Dataset rows
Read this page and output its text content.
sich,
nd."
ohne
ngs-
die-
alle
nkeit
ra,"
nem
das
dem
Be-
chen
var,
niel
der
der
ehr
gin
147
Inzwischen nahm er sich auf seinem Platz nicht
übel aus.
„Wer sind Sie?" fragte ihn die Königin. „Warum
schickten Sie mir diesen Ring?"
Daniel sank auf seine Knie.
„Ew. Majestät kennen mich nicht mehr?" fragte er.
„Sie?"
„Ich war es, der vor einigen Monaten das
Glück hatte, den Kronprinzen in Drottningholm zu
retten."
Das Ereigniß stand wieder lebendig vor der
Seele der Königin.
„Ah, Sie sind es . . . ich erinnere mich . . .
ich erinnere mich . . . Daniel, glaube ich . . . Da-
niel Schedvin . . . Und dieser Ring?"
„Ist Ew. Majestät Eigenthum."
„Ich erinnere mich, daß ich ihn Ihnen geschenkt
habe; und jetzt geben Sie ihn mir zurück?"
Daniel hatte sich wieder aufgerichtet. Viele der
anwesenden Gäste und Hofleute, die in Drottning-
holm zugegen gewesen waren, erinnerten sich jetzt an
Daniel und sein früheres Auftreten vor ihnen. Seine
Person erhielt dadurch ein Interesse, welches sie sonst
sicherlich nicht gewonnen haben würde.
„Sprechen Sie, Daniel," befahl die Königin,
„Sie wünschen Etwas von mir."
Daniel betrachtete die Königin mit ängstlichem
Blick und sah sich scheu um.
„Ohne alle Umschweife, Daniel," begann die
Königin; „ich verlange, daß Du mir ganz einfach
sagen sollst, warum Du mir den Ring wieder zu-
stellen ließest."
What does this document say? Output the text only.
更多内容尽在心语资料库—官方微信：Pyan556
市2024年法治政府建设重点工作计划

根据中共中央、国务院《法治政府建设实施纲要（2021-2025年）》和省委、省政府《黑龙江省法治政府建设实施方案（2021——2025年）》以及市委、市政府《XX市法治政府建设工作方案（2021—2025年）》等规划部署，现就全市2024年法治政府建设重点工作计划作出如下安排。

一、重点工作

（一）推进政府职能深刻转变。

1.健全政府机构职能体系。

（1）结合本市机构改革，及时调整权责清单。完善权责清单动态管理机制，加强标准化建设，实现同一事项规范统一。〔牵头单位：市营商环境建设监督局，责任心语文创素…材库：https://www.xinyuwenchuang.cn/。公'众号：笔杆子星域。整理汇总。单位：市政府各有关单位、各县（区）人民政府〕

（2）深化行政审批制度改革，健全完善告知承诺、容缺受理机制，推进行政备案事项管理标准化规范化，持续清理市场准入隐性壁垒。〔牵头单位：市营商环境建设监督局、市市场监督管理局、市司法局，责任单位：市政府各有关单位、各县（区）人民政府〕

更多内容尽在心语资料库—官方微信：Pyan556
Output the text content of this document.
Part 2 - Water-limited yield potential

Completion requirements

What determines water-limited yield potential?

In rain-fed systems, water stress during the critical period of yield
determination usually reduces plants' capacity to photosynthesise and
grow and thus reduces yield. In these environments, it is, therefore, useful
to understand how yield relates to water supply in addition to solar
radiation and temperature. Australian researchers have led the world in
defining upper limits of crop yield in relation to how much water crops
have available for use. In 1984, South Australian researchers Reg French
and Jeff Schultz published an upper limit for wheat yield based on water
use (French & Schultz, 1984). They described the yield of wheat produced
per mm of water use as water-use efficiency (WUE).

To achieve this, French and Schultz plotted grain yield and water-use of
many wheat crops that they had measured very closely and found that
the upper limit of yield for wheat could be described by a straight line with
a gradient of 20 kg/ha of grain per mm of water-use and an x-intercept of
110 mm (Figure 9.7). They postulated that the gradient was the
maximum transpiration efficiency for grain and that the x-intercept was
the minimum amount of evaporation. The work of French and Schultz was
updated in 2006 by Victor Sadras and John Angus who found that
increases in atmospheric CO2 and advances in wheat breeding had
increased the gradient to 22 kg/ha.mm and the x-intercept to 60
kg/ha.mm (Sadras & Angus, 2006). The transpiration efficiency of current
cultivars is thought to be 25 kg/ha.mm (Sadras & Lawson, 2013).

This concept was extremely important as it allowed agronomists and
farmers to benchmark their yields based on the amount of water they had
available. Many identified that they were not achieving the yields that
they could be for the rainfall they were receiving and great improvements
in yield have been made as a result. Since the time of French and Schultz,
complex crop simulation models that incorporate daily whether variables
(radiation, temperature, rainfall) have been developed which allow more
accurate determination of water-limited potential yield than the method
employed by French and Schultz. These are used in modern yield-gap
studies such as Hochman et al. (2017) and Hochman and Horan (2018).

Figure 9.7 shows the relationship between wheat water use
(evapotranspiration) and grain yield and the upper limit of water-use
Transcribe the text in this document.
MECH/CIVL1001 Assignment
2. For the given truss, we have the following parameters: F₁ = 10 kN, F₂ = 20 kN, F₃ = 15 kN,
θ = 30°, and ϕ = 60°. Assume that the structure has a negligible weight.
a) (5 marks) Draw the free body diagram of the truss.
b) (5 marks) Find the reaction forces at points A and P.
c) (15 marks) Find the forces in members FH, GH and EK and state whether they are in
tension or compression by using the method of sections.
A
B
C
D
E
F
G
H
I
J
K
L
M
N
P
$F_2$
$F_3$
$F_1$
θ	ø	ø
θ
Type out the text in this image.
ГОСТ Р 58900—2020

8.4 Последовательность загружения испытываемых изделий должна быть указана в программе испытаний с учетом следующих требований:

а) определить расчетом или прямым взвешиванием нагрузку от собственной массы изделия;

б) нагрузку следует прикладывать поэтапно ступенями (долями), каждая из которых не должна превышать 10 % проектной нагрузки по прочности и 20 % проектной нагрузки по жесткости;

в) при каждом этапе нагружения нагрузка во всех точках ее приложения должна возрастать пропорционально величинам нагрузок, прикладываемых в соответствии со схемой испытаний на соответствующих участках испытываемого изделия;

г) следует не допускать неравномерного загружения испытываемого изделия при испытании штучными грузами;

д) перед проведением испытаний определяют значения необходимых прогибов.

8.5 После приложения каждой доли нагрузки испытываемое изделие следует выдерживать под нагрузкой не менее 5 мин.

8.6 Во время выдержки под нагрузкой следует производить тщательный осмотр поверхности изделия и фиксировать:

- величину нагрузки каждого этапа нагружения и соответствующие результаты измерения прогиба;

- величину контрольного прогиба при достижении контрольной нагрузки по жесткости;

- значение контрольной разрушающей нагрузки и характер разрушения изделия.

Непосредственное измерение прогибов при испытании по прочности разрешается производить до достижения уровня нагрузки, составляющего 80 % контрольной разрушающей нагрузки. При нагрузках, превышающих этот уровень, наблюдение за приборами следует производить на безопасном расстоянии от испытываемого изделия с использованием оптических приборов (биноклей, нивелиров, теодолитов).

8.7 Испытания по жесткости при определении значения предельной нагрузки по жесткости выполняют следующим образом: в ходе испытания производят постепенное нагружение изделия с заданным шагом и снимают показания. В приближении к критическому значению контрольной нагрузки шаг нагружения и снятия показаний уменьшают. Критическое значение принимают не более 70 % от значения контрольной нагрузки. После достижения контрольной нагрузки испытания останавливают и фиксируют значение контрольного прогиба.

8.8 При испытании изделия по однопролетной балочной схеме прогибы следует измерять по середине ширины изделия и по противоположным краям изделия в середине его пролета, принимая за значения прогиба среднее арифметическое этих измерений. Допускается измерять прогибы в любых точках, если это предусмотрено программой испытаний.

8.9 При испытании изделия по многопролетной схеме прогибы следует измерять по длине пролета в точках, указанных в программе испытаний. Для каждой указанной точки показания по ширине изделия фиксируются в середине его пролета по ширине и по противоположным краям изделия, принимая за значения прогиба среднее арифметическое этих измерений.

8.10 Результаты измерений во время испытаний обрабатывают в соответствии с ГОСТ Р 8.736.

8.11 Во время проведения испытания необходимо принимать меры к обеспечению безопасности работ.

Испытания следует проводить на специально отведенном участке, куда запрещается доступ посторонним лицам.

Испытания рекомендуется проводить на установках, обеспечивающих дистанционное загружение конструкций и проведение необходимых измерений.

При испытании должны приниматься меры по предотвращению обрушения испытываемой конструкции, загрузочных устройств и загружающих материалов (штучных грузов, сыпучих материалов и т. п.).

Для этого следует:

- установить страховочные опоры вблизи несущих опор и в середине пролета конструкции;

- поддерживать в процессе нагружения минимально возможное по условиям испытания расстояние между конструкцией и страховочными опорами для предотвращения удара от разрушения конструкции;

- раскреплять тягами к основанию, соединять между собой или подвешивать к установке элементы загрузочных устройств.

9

**Task to carry out**
Return each line that includes "efficiency".

**Reply to the task**
per mm of water use as water-use efficiency (WUE).
maximum transpiration efficiency for grain and that the x-intercept was
kg/ha.mm (Sadras & Angus, 2006). The transpiration efficiency of current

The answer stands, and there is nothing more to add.